(Items from a figure collection)
------

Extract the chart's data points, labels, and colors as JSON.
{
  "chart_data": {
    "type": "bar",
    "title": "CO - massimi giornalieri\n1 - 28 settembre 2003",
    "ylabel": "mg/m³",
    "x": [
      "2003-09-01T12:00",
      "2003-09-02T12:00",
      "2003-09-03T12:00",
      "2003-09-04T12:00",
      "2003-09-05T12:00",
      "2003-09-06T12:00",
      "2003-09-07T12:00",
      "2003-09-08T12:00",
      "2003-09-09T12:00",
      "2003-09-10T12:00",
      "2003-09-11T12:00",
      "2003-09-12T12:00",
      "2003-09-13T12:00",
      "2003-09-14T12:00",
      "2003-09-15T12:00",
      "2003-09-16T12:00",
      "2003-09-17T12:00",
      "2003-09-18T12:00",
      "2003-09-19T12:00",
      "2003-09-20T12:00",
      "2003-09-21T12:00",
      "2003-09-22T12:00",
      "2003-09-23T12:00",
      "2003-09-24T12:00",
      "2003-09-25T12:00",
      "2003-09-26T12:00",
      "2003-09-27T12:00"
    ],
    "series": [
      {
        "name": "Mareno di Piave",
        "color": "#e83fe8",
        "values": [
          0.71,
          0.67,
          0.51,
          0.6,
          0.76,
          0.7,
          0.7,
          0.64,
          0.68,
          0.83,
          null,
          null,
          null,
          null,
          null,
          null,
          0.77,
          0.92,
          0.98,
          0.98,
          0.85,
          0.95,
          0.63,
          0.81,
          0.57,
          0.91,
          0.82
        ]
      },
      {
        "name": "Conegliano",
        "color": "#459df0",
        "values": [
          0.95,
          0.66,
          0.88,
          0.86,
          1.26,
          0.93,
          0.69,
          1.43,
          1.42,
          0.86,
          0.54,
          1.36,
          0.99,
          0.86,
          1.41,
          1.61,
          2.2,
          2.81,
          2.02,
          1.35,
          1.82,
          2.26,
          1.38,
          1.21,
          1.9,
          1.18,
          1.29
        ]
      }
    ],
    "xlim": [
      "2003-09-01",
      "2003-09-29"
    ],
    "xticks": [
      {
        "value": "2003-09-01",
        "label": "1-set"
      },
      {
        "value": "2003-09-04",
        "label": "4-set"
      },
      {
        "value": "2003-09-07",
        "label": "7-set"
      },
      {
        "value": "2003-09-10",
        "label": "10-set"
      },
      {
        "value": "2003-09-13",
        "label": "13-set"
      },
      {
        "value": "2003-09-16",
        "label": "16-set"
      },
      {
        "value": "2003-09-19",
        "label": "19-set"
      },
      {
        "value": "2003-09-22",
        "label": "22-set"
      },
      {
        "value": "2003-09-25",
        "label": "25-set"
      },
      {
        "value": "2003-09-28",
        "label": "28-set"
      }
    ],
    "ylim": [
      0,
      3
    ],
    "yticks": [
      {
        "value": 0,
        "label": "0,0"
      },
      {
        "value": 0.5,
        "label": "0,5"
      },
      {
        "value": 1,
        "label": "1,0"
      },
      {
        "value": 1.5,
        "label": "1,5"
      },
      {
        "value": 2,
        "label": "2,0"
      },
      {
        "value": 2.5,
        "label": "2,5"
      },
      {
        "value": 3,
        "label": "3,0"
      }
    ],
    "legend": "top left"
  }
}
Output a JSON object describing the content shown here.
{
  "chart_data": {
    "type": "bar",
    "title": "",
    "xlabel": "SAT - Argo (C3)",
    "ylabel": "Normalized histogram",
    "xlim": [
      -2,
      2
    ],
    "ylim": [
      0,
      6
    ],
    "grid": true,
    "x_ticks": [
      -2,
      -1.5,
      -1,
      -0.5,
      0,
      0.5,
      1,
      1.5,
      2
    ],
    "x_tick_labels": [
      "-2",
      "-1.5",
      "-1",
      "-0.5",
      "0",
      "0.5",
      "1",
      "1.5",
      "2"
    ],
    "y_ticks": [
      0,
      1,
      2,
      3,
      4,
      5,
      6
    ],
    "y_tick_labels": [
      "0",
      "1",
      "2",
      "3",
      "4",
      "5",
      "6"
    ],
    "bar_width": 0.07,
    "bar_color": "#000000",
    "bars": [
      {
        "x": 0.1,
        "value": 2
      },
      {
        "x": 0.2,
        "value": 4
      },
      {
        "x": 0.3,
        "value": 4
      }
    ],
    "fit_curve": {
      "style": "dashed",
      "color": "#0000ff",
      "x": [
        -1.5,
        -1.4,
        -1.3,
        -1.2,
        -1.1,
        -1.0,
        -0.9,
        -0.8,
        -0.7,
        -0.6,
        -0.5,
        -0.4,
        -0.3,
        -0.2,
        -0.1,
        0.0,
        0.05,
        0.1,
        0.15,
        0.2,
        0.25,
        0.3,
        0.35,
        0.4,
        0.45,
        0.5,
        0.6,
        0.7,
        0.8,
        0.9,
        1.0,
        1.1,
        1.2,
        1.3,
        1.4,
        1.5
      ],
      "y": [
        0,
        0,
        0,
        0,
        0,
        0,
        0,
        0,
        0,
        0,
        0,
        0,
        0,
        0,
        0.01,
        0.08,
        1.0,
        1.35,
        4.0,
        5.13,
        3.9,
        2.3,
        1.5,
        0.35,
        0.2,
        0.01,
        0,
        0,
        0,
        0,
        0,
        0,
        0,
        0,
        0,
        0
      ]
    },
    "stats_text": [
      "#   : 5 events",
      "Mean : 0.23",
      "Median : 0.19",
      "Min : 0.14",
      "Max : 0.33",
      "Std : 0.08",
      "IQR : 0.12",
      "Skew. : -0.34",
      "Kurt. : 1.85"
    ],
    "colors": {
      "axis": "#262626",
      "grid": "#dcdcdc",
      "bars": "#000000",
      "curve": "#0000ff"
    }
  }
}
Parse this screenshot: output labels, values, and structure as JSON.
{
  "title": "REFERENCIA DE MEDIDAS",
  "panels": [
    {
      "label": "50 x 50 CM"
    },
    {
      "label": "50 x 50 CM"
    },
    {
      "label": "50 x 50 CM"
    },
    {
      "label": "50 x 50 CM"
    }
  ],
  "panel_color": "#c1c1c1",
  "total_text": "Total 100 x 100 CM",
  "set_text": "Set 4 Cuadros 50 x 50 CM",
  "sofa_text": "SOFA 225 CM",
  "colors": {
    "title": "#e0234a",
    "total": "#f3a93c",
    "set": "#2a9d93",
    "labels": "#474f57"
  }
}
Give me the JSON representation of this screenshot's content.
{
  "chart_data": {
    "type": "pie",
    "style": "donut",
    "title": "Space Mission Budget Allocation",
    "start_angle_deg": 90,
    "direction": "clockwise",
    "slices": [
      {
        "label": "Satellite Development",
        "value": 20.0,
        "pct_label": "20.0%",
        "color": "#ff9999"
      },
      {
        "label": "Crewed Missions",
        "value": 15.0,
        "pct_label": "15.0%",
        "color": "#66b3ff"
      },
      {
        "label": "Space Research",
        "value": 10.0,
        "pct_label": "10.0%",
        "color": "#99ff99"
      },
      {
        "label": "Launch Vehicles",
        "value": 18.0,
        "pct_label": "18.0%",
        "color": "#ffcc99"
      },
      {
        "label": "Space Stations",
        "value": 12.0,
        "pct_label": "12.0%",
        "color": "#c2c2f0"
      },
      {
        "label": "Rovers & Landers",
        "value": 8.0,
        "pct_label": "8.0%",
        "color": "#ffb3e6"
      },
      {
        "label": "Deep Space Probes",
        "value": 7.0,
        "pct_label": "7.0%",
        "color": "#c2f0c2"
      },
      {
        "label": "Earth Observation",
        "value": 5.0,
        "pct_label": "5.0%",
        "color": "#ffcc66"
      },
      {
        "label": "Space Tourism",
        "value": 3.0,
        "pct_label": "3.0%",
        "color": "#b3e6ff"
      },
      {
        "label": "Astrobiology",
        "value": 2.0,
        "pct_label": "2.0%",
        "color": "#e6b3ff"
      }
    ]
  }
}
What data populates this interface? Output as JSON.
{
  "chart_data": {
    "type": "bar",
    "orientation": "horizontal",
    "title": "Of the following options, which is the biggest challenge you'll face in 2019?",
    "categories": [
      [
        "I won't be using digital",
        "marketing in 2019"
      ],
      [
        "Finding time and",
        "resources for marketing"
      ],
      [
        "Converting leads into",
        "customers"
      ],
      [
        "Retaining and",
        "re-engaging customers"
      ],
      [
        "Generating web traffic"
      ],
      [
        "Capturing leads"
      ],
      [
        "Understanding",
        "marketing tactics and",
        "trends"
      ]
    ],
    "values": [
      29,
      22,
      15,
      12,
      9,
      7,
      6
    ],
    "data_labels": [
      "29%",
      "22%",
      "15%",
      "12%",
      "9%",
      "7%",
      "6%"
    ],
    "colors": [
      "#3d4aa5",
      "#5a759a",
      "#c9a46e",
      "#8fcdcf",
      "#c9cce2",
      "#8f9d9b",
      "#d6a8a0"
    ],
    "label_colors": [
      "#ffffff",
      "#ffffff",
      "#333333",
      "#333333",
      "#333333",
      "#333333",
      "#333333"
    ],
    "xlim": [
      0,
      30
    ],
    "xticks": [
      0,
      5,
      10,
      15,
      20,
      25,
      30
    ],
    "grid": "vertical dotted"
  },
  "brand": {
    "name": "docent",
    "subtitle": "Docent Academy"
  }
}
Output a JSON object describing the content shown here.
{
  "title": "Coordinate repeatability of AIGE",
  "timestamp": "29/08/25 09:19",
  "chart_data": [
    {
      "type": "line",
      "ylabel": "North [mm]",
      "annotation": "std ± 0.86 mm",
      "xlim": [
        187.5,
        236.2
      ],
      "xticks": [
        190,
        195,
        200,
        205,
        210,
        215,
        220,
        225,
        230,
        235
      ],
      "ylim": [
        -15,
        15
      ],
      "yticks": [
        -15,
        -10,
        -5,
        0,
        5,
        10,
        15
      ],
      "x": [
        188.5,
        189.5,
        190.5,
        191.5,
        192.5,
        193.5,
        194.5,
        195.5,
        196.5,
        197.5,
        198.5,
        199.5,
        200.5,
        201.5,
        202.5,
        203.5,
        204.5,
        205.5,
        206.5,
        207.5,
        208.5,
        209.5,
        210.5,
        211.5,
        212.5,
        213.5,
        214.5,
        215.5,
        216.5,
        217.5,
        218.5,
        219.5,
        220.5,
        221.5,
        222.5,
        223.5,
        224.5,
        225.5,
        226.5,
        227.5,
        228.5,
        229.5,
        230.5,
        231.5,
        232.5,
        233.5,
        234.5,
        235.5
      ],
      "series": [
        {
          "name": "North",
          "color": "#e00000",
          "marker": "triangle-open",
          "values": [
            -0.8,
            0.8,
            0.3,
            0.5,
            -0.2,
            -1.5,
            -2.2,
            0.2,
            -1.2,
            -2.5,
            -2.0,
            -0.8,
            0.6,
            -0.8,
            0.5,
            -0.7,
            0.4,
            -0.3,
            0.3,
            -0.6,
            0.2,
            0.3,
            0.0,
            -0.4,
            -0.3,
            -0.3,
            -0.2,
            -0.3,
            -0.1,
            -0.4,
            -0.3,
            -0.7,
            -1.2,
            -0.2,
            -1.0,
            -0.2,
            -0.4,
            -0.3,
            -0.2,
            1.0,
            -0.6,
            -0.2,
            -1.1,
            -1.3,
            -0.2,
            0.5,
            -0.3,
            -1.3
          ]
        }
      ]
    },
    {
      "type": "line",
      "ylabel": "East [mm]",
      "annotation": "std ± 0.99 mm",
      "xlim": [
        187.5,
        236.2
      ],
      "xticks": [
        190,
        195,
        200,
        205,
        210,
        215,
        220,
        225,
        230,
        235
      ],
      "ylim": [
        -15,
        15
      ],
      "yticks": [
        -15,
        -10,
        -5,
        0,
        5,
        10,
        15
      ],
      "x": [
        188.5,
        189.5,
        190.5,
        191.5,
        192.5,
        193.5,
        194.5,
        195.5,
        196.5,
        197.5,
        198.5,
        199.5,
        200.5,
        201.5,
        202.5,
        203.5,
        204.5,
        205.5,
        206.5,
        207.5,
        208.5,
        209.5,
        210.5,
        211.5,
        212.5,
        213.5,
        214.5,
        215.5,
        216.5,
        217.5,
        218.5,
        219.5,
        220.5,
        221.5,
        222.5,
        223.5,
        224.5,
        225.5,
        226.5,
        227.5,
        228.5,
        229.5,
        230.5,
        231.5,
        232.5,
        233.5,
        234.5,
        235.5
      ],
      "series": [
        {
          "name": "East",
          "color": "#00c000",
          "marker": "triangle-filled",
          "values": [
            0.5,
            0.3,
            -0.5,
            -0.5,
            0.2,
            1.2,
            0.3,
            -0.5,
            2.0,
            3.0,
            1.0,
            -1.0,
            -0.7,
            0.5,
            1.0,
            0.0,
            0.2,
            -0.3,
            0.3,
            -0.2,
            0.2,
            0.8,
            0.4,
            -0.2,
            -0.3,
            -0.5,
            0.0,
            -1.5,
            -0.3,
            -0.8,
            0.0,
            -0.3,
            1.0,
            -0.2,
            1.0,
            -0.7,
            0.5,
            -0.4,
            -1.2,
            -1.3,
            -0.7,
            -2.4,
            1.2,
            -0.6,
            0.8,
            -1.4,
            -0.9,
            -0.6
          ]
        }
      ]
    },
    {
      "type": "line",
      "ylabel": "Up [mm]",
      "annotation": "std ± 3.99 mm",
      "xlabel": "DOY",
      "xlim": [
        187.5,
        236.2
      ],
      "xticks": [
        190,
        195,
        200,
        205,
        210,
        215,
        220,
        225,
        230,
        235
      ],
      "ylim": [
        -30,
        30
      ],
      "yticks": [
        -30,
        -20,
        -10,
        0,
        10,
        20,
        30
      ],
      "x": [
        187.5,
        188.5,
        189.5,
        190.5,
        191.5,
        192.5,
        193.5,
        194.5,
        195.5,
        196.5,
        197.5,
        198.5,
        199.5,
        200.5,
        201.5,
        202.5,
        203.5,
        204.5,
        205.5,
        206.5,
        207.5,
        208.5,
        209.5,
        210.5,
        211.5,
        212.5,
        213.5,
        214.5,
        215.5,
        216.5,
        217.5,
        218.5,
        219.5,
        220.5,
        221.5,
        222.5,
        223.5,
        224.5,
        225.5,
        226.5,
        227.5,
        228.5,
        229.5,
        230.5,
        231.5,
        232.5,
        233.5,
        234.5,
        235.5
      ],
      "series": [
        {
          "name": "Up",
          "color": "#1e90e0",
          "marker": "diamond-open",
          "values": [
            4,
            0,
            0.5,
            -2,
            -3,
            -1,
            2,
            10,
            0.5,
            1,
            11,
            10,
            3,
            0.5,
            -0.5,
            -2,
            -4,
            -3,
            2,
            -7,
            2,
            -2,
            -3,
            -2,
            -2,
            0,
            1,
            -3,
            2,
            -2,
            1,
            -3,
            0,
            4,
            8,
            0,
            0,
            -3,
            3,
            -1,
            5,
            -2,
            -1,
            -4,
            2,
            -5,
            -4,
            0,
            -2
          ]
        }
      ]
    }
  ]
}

------

Collect each line holding the string "open".

          "marker": "triangle-open",
          "marker": "diamond-open",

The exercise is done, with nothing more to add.